**INSTRUCTIONS FOR THE TASK:** Copy every line in the records below that contains the word "meetings".

**RECORDED INFORMATION:**
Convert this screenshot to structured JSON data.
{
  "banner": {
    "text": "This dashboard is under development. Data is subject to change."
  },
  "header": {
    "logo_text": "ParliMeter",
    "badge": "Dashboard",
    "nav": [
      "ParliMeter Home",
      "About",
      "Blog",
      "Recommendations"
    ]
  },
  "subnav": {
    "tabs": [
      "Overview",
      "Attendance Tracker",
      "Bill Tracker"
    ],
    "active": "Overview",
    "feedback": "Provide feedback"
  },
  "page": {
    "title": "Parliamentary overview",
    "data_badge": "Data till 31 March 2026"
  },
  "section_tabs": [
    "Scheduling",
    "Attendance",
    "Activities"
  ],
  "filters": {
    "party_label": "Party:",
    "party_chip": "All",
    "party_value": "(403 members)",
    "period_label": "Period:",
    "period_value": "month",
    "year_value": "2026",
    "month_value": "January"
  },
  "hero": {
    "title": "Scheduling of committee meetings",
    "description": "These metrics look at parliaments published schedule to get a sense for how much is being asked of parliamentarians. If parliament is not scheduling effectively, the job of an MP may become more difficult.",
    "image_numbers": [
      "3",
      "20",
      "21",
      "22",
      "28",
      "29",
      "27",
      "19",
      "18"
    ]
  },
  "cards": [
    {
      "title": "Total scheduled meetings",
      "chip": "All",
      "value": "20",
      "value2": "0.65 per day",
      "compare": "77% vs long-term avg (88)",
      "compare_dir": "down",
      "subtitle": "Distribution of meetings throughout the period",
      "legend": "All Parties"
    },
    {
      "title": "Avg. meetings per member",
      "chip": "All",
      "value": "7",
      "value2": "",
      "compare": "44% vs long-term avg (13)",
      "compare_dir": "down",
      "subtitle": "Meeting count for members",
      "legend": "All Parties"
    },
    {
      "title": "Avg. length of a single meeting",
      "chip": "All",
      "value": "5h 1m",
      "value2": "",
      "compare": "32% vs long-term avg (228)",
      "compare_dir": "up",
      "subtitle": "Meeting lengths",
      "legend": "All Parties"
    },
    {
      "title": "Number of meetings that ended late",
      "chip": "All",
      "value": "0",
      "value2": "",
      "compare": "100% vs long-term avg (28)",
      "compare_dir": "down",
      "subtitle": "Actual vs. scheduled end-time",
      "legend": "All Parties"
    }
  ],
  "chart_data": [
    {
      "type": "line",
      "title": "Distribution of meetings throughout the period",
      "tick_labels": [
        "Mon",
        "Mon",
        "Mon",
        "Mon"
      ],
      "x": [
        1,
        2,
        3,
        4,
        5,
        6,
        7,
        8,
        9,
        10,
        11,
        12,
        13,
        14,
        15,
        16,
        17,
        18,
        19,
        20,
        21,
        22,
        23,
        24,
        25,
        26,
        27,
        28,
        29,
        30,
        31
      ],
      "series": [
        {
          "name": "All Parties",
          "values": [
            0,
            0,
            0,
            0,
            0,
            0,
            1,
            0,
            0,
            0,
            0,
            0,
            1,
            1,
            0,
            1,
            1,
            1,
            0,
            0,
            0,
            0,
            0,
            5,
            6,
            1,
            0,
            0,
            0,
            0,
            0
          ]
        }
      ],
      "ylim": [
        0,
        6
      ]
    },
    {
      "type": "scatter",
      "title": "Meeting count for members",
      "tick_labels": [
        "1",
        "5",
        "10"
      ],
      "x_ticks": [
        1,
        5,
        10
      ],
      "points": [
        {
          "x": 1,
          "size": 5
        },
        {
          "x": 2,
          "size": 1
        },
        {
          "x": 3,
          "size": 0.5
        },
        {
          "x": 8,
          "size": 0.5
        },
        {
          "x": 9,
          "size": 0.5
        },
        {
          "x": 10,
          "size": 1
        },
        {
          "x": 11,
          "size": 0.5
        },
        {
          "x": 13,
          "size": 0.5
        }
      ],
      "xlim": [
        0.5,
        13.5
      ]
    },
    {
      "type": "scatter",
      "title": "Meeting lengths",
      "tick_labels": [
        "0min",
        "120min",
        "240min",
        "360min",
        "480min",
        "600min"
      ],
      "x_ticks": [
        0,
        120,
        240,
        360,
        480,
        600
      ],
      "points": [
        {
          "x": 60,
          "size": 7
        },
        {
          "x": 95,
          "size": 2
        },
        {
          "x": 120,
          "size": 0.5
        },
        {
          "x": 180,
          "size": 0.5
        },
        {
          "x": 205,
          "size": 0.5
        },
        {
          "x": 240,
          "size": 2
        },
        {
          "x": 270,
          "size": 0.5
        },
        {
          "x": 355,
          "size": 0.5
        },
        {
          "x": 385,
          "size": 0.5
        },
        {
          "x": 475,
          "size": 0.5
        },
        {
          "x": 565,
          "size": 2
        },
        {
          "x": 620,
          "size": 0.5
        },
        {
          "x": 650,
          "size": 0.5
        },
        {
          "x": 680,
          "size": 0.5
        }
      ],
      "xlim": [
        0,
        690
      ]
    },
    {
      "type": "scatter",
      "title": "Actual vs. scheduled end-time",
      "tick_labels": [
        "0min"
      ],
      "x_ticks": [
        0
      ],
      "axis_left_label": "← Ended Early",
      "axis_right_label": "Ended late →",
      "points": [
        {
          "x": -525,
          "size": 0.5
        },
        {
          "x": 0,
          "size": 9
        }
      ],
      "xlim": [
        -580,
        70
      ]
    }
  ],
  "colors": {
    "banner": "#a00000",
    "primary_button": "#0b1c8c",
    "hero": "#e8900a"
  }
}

**EXERCISE RESPONSE:**
    "title": "Scheduling of committee meetings",
      "title": "Total scheduled meetings",
      "subtitle": "Distribution of meetings throughout the period",
      "title": "Avg. meetings per member",
      "title": "Number of meetings that ended late",
      "title": "Distribution of meetings throughout the period",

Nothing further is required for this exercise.